■ Extract to read:
What does Biden’s visit to the US-Mexico border mean for immigration?

Immigrants wait overnight next to the U.S.-Mexico border fence to seek asylum in the United States on January 07, 2023 as viewed from Ciudad Juarez, Mexico.
Immigrants wait overnight next to the U.S.-Mexico border fence to seek asylum in the United States on January 07, 2023 as viewed from Ciudad Juarez, Mexico. Photo credit John Moore/Getty Images

President Joe Biden made his first trip to the United States border with Mexico, arriving on Sunday at a US Customs and Border Patrol site, but what does this mean for immigration?

Not everyone was in support of Biden’s trip, despite the constant call for him to travel to Texas and see the crisis first hand. Now, many of his political opponents have said his trip was too late.

This included Texas Gov. Greg Abbott, who said on Sunday that Biden was “two years and about $20 billion too late.”

Veena Iyer, the executive director of the Immigrant Law Center of Minnesota, joined News Talk 830 WCCO’s Jordana Green and Adama Cart to talk about the president’s trip, his recent policy announcements, and what it could mean for the country.

Iyer shared that US law currently requires anyone who arrives in the country to apply for asylum if they fear persecution, regardless of the circumstances of their arrival.

She says that recent policies enacted by Biden are in direct “violation of US law.”

The Biden administration policy that Iyer is discussing is the expansion of Title 42, which will expel most asylum seekers at the US border, including those from countries other than Mexico who are fleeing persecution and looking for a way into the country.

“The people who are, frankly, the most desperate, who would seek persecution if they even tried to get a passport in their home country, are the ones who aren’t going to be able to seek asylum under President Biden’s proposed policy,” Iyer said.

She did praise some of Biden’s actions, including a policy that will have the US accept as many as 30,000 migrants per month from Cuba, Haiti, Nicaragua, and Venezuela, being that they can use the application system being set up from their home countries first. They must also have a US sponsor and be able to travel by plane if approved.

■ Data entries:
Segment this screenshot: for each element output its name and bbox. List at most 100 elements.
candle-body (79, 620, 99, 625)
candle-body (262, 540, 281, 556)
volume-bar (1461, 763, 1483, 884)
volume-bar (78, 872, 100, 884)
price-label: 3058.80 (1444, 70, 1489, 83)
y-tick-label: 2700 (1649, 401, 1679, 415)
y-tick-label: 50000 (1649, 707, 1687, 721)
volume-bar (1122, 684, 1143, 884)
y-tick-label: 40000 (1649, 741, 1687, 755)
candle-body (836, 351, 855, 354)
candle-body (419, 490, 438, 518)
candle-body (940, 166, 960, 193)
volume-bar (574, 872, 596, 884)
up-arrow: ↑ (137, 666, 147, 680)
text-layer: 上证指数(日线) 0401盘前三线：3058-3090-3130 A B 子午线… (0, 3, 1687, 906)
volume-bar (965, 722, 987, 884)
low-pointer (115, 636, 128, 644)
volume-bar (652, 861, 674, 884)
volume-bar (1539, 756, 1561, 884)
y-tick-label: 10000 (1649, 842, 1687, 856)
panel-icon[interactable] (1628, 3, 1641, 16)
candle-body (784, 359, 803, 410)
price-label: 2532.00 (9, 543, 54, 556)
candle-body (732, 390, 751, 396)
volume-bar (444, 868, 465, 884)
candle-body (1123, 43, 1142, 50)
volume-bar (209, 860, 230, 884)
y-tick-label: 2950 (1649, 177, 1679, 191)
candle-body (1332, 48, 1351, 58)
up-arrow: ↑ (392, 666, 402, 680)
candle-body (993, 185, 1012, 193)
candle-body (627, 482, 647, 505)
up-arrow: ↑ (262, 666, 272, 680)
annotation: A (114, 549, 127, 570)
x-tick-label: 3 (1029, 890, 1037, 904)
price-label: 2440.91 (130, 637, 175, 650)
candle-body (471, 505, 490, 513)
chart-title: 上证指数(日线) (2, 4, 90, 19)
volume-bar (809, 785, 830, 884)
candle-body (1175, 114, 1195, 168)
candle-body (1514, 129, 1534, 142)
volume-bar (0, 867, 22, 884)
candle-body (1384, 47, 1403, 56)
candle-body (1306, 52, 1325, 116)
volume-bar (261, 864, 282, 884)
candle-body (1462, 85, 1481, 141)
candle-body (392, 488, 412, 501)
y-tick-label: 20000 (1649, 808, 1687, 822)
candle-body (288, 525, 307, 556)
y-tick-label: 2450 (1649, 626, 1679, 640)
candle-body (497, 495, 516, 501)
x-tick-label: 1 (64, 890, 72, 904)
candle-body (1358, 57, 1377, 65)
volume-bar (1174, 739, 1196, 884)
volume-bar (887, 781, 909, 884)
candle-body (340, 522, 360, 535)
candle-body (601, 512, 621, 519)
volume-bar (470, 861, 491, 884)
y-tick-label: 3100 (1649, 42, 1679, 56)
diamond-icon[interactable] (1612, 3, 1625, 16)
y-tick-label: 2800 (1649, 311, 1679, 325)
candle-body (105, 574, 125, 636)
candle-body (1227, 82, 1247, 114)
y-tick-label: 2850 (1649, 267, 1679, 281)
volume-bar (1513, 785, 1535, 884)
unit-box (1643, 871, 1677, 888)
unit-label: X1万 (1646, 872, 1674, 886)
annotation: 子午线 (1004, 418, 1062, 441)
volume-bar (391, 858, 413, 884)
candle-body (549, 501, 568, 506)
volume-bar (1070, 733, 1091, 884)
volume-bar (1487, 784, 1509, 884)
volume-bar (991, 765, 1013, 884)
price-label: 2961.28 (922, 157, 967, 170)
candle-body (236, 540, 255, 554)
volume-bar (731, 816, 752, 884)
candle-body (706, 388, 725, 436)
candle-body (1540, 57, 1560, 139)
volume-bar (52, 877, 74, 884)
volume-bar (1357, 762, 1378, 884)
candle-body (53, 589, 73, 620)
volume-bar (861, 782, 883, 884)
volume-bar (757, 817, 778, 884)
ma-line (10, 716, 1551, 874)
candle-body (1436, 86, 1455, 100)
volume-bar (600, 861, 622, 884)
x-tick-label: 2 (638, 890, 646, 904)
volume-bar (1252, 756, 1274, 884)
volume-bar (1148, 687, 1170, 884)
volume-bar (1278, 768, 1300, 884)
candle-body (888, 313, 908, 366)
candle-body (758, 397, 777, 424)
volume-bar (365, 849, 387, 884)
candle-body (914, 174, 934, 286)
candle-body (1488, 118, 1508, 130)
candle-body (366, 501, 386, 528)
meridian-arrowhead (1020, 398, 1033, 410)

■ Work instructions:
A – Repeat the passage of the article on Biden's border visit between "What does Biden’s" and "was too late.", inclusive.
B – Pick up the article on Biden's border visit after its last sentence and continue it.

■ Answers to each task:
A –
What does Biden’s visit to the US-Mexico border mean for immigration?

Immigrants wait overnight next to the U.S.-Mexico border fence to seek asylum in the United States on January 07, 2023 as viewed from Ciudad Juarez, Mexico.
Immigrants wait overnight next to the U.S.-Mexico border fence to seek asylum in the United States on January 07, 2023 as viewed from Ciudad Juarez, Mexico. Photo credit John Moore/Getty Images

President Joe Biden made his first trip to the United States border with Mexico, arriving on Sunday at a US Customs and Border Patrol site, but what does this mean for immigration?

Not everyone was in support of Biden’s trip, despite the constant call for him to travel to Texas and see the crisis first hand. Now, many of his political opponents have said his trip was too late.

B –
As for former President Trump’s COVID-time Title 42 policy that Biden is expanding, Iyer said that as the law is being used now, “it is not legal from our perspective.”

Currently, Title 42 is being fought in court after briefly being struck down before it was upheld and reinstated by the Supreme Court, while justices prepare to hear arguments on the law starting on March 1, according to Fox News.

“It’s supposed to be for a public health emergency, and certainly, there are issues with COVID still, but at the border, there is no reason for it,” Iyer said.

With many arguing that the pandemic is still at play and Title 42 should be as well, Iyer said that both sides have reasoning either in support or against it, hence why it has wound up at the Supreme Court. Either way, Iyer says she sees it being struck down when all is said and done.

Immigration continues to be a top issue for Americans, and Iyer shared that the “system is broken.”

“It’s an old system. It’s a system that the bones of it were built in the 1960s,” Iyer said, adding that there are a couple of “big things” needing to change.

One of the big things Iyer mentioned is a pathway to citizenship for undocumented immigrants already in the country. She also noted that this is something vast majorities of Americans already support.

Another change that Iyer said should happen is reforming the employment-based immigration system, which is currently built for a 1960s economy, not for the one we have today.

“We just need to get back to the table to say, ‘What actually works for our country?’” Iyer said, not what makes good “sound bites.”